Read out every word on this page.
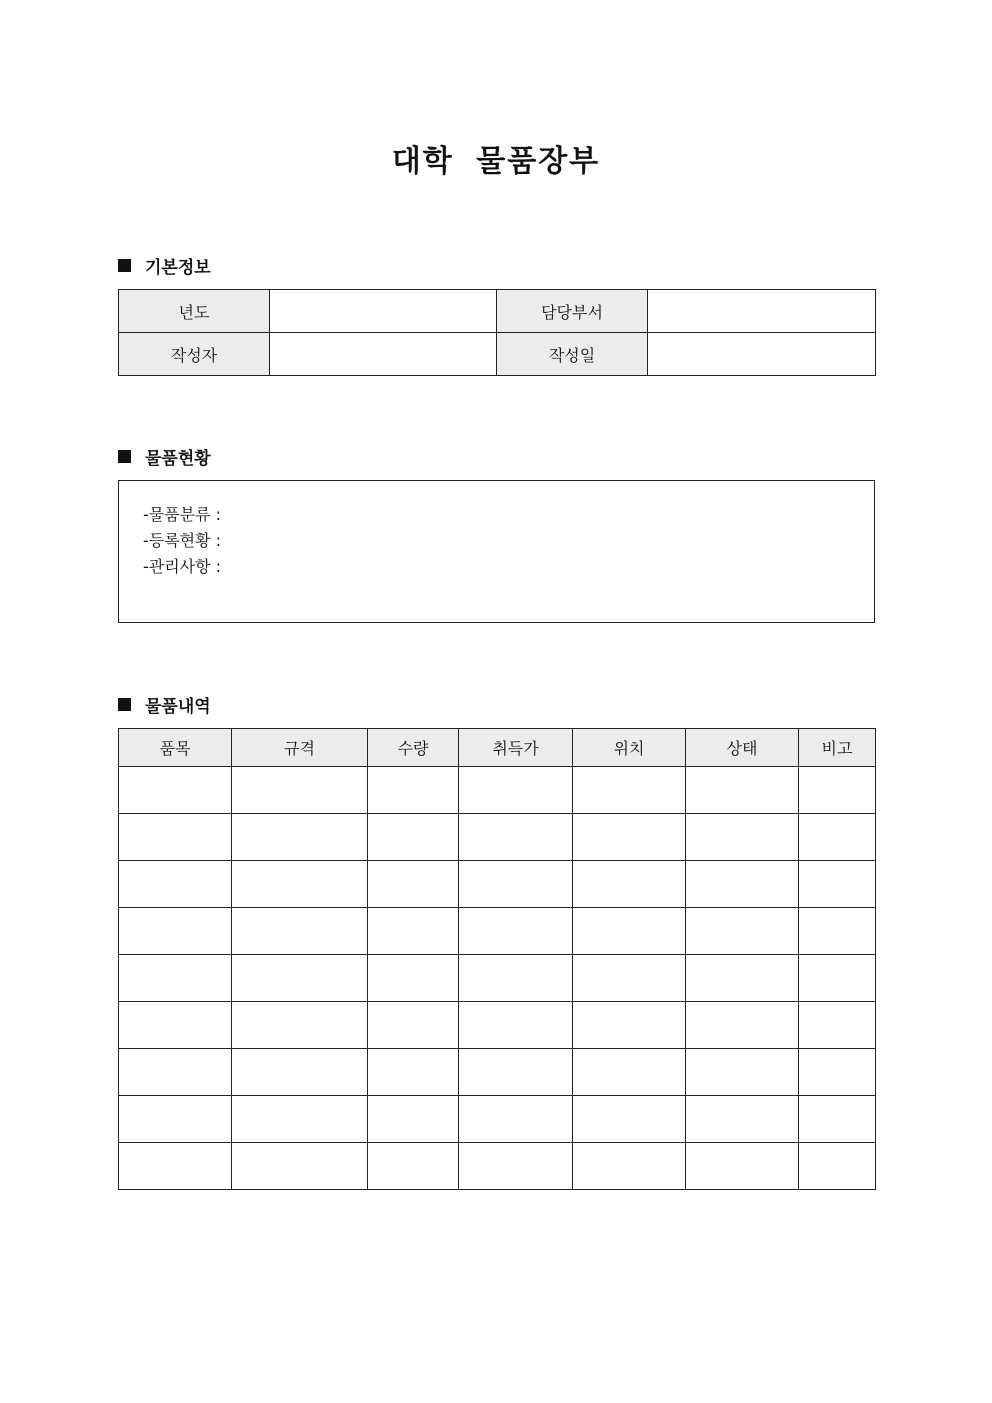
대학 물품장부
기본정보
년도		담당부서	
작성자		작성일	
물품현황
-물품분류 :
-등록현황 :
-관리사항 :
물품내역
품목	규격	수량	취득가	위치	상태	비고
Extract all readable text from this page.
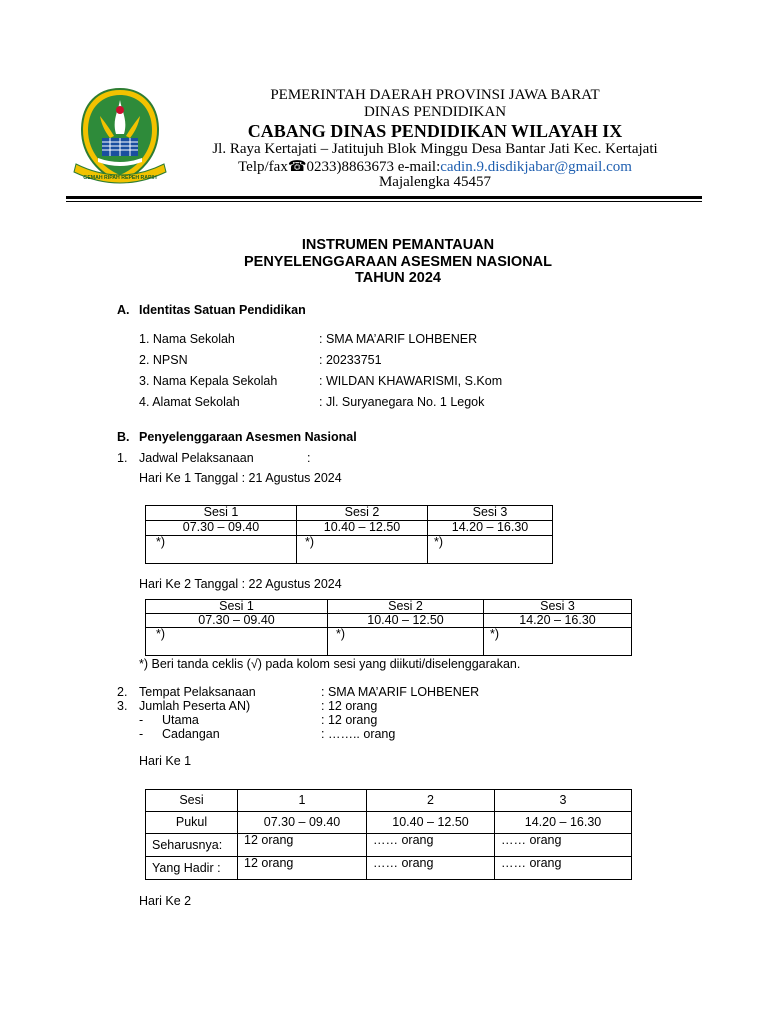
GEMAH RIPAH REPEH RAPIH
PEMERINTAH DAERAH PROVINSI JAWA BARAT
DINAS PENDIDIKAN
CABANG DINAS PENDIDIKAN WILAYAH IX
Jl. Raya Kertajati – Jatitujuh Blok Minggu Desa Bantar Jati Kec. Kertajati
Telp/fax☎0233)8863673 e-mail:cadin.9.disdikjabar@gmail.com
Majalengka 45457
INSTRUMEN PEMANTAUAN
PENYELENGGARAAN ASESMEN NASIONAL
TAHUN 2024
A. Identitas Satuan Pendidikan
1. Nama Sekolah	: SMA MA’ARIF LOHBENER
2. NPSN	: 20233751
3. Nama Kepala Sekolah	: WILDAN KHAWARISMI, S.Kom
4. Alamat Sekolah	: Jl. Suryanegara No. 1 Legok
B. Penyelenggaraan Asesmen Nasional
1. Jadwal Pelaksanaan	:
Hari Ke 1 Tanggal : 21 Agustus 2024
Sesi 1	Sesi 2	Sesi 3
07.30 – 09.40	10.40 – 12.50	14.20 – 16.30
*)	*)	*)
Hari Ke 2 Tanggal : 22 Agustus 2024
Sesi 1	Sesi 2	Sesi 3
07.30 – 09.40	10.40 – 12.50	14.20 – 16.30
*)	*)	*)
*) Beri tanda ceklis (√) pada kolom sesi yang diikuti/diselenggarakan.
2. Tempat Pelaksanaan	: SMA MA’ARIF LOHBENER
3. Jumlah Peserta AN)	: 12 orang
- Utama	: 12 orang
- Cadangan	: …….. orang
Hari Ke 1
Sesi	1	2	3
Pukul	07.30 – 09.40	10.40 – 12.50	14.20 – 16.30
Seharusnya:	12 orang	…… orang	…… orang
Yang Hadir :	12 orang	…… orang	…… orang
Hari Ke 2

*Problem:* Give back the whole listing as it stands, minus its pictures.

*Task answer:*
Read out every word on this page.
대학 물품장부
기본정보
년도		담당부서	
작성자		작성일	
물품현황
-물품분류 :
-등록현황 :
-관리사항 :
물품내역
품목	규격	수량	취득가	위치	상태	비고
Extract all readable text from this page.
GEMAH RIPAH REPEH RAPIH
PEMERINTAH DAERAH PROVINSI JAWA BARAT
DINAS PENDIDIKAN
CABANG DINAS PENDIDIKAN WILAYAH IX
Jl. Raya Kertajati – Jatitujuh Blok Minggu Desa Bantar Jati Kec. Kertajati
Telp/fax☎0233)8863673 e-mail:cadin.9.disdikjabar@gmail.com
Majalengka 45457
INSTRUMEN PEMANTAUAN
PENYELENGGARAAN ASESMEN NASIONAL
TAHUN 2024
A. Identitas Satuan Pendidikan
1. Nama Sekolah	: SMA MA’ARIF LOHBENER
2. NPSN	: 20233751
3. Nama Kepala Sekolah	: WILDAN KHAWARISMI, S.Kom
4. Alamat Sekolah	: Jl. Suryanegara No. 1 Legok
B. Penyelenggaraan Asesmen Nasional
1. Jadwal Pelaksanaan	:
Hari Ke 1 Tanggal : 21 Agustus 2024
Sesi 1	Sesi 2	Sesi 3
07.30 – 09.40	10.40 – 12.50	14.20 – 16.30
*)	*)	*)
Hari Ke 2 Tanggal : 22 Agustus 2024
Sesi 1	Sesi 2	Sesi 3
07.30 – 09.40	10.40 – 12.50	14.20 – 16.30
*)	*)	*)
*) Beri tanda ceklis (√) pada kolom sesi yang diikuti/diselenggarakan.
2. Tempat Pelaksanaan	: SMA MA’ARIF LOHBENER
3. Jumlah Peserta AN)	: 12 orang
- Utama	: 12 orang
- Cadangan	: …….. orang
Hari Ke 1
Sesi	1	2	3
Pukul	07.30 – 09.40	10.40 – 12.50	14.20 – 16.30
Seharusnya:	12 orang	…… orang	…… orang
Yang Hadir :	12 orang	…… orang	…… orang
Hari Ke 2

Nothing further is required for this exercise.